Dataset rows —
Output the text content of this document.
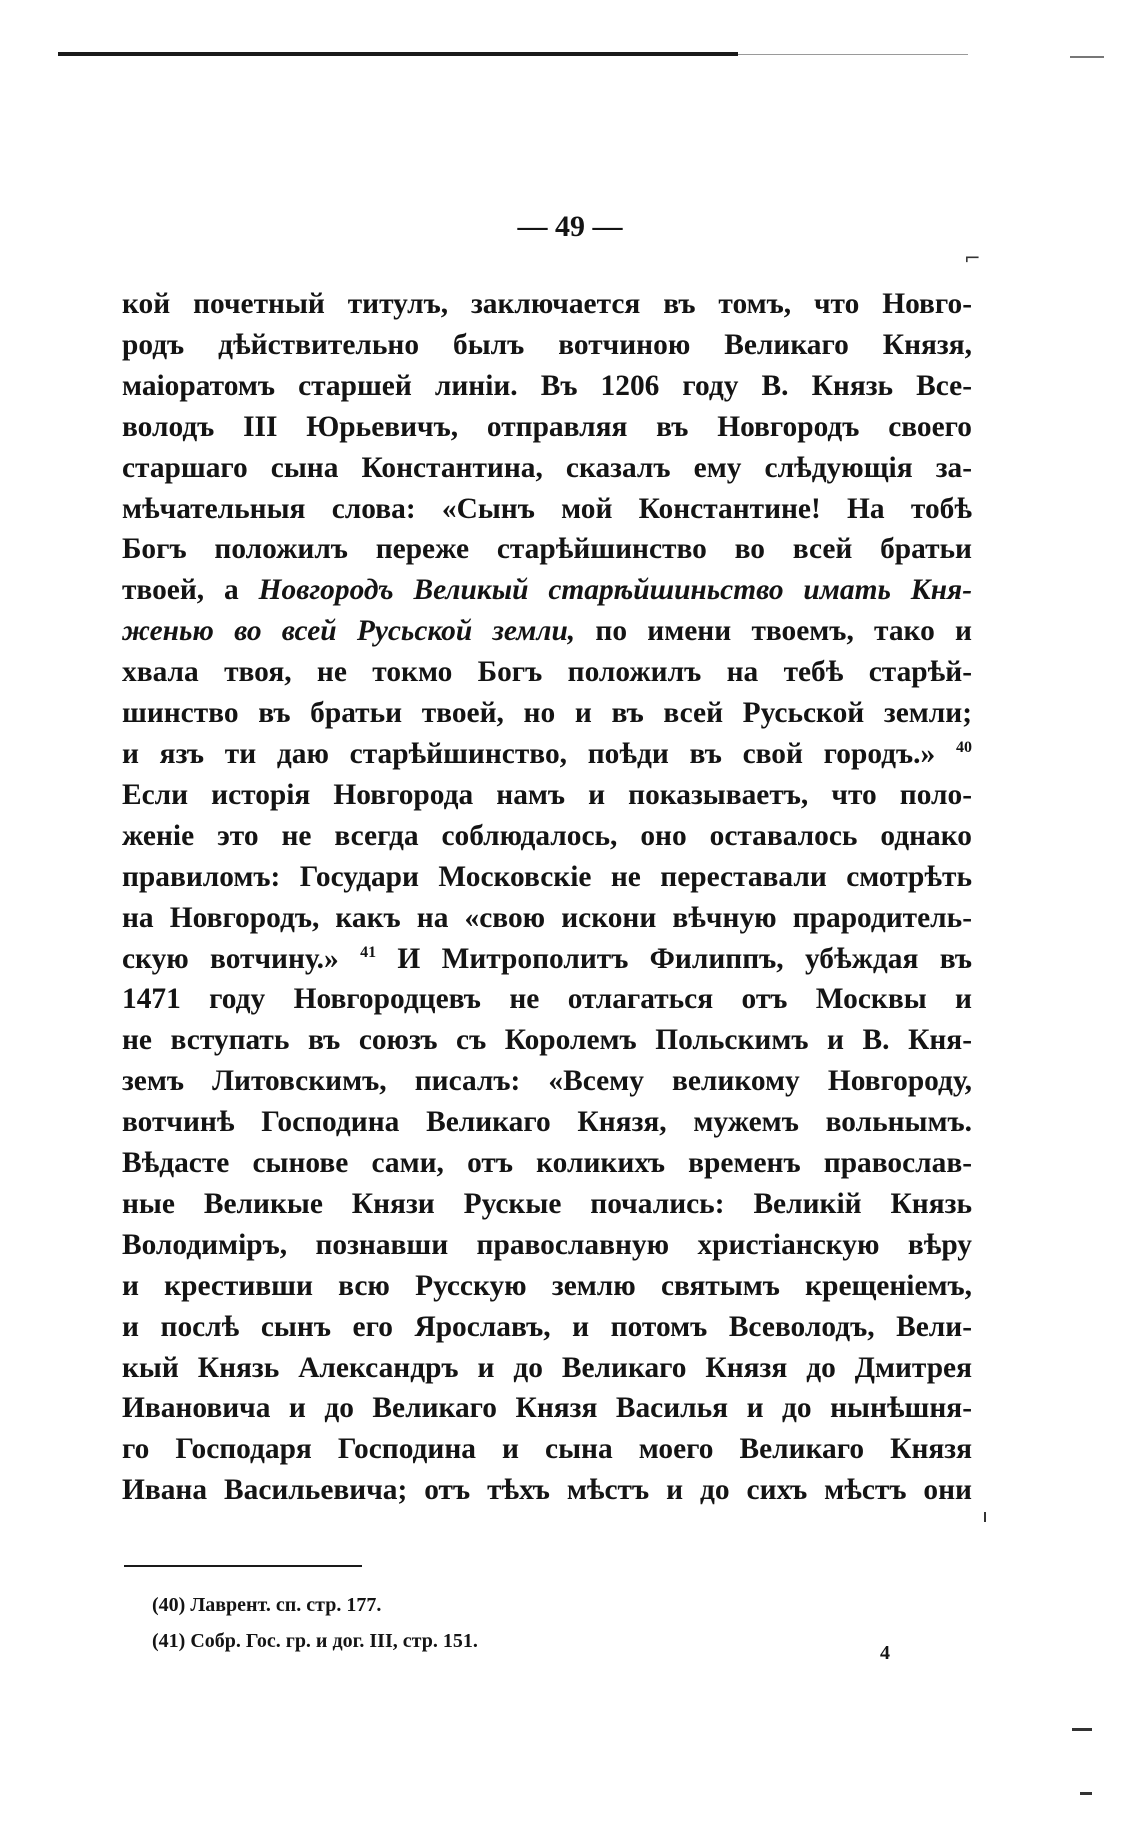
— 49 —
⌐
кой почетный титулъ, заключается въ томъ, что Новго-
родъ дѣйствительно былъ вотчиною Великаго Князя,
маіоратомъ старшей линіи. Въ 1206 году В. Князь Все-
володъ III Юрьевичъ, отправляя въ Новгородъ своего
старшаго сына Константина, сказалъ ему слѣдующія за-
мѣчательныя слова: «Сынъ мой Константине! На тобѣ
Богъ положилъ переже старѣйшинство во всей братьи
твоей, а Новгородъ Великый старѣйшиньство имать Кня-
женью во всей Русьской земли, по имени твоемъ, тако и
хвала твоя, не токмо Богъ положилъ на тебѣ старѣй-
шинство въ братьи твоей, но и въ всей Русьской земли;
и язъ ти даю старѣйшинство, поѣди въ свой городъ.» $^{40}$
Если исторія Новгорода намъ и показываетъ, что поло-
женіе это не всегда соблюдалось, оно оставалось однако
правиломъ: Государи Московскіе не переставали смотрѣть
на Новгородъ, какъ на «свою искони вѣчную прародитель-
скую вотчину.» $^{41}$ И Митрополитъ Филиппъ, убѣждая въ
1471 году Новгородцевъ не отлагаться отъ Москвы и
не вступать въ союзъ съ Королемъ Польскимъ и В. Кня-
земъ Литовскимъ, писалъ: «Всему великому Новгороду,
вотчинѣ Господина Великаго Князя, мужемъ вольнымъ.
Вѣдасте сынове сами, отъ коликихъ временъ православ-
ные Великые Князи Рускые почались: Великій Князь
Володиміръ, познавши православную христіанскую вѣру
и крестивши всю Русскую землю святымъ крещеніемъ,
и послѣ сынъ его Ярославъ, и потомъ Всеволодъ, Вели-
кый Князь Александръ и до Великаго Князя до Дмитрея
Ивановича и до Великаго Князя Василья и до нынѣшня-
го Господаря Господина и сына моего Великаго Князя
Ивана Васильевича; отъ тѣхъ мѣстъ и до сихъ мѣстъ они
(40) Лаврент. сп. стр. 177.
(41) Собр. Гос. гр. и дог. III, стр. 151.
4
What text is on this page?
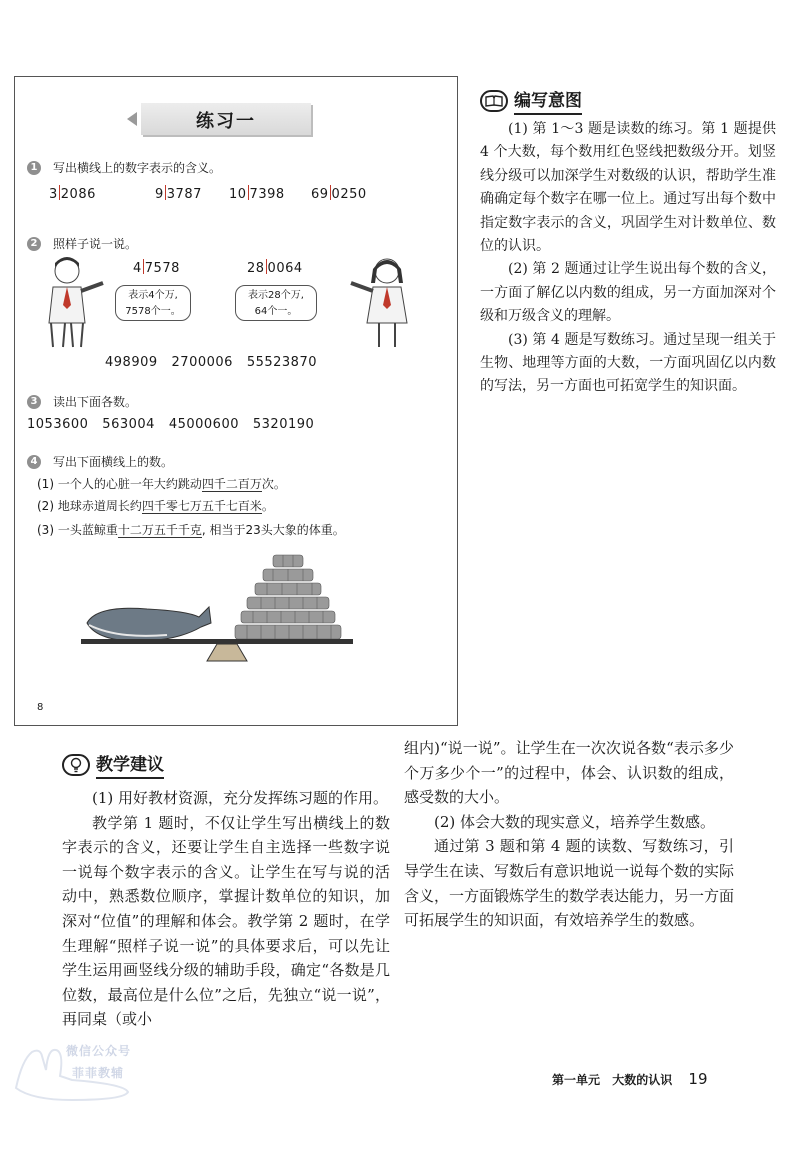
练习一
1 写出横线上的数字表示的含义。
3 2086	9 3787 10 7398 69 0250
2 照样子说一说。
4 7578	28 0064
表示4个万,
7578个一。
表示28个万,
64个一。
498909   2700006   55523870
3 读出下面各数。
1053600   563004   45000600   5320190
4 写出下面横线上的数。
(1) 一个人的心脏一年大约跳动四千二百万次。
(2) 地球赤道周长约四千零七万五千七百米。
(3) 一头蓝鲸重十二万五千千克, 相当于23头大象的体重。
8
编写意图

(1) 第 1～3 题是读数的练习。第 1 题提供 4 个大数，每个数用红色竖线把数级分开。划竖线分级可以加深学生对数级的认识，帮助学生准确确定每个数字在哪一位上。通过写出每个数中指定数字表示的含义，巩固学生对计数单位、数位的认识。

(2) 第 2 题通过让学生说出每个数的含义，一方面了解亿以内数的组成，另一方面加深对个级和万级含义的理解。

(3) 第 4 题是写数练习。通过呈现一组关于生物、地理等方面的大数，一方面巩固亿以内数的写法，另一方面也可拓宽学生的知识面。

教学建议

(1) 用好教材资源，充分发挥练习题的作用。

教学第 1 题时，不仅让学生写出横线上的数字表示的含义，还要让学生自主选择一些数字说一说每个数字表示的含义。让学生在写与说的活动中，熟悉数位顺序，掌握计数单位的知识，加深对“位值”的理解和体会。教学第 2 题时，在学生理解“照样子说一说”的具体要求后，可以先让学生运用画竖线分级的辅助手段，确定“各数是几位数，最高位是什么位”之后，先独立“说一说”，再同桌（或小

组内)“说一说”。让学生在一次次说各数“表示多少个万多少个一”的过程中，体会、认识数的组成，感受数的大小。

(2) 体会大数的现实意义，培养学生数感。

通过第 3 题和第 4 题的读数、写数练习，引导学生在读、写数后有意识地说一说每个数的实际含义，一方面锻炼学生的数学表达能力，另一方面可拓展学生的知识面，有效培养学生的数感。

微信公众号
菲菲教辅	第一单元 大数的认识 19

EXERCISE INSTRUCTIONS —
Which lines in the records above contain the string "твоей"? Copy each one.

RESULT OF THIS TASK —
твоей, а Новгородъ Великый старѣйшиньство имать Кня-
шинство въ братьи твоей, но и въ всей Русьской земли;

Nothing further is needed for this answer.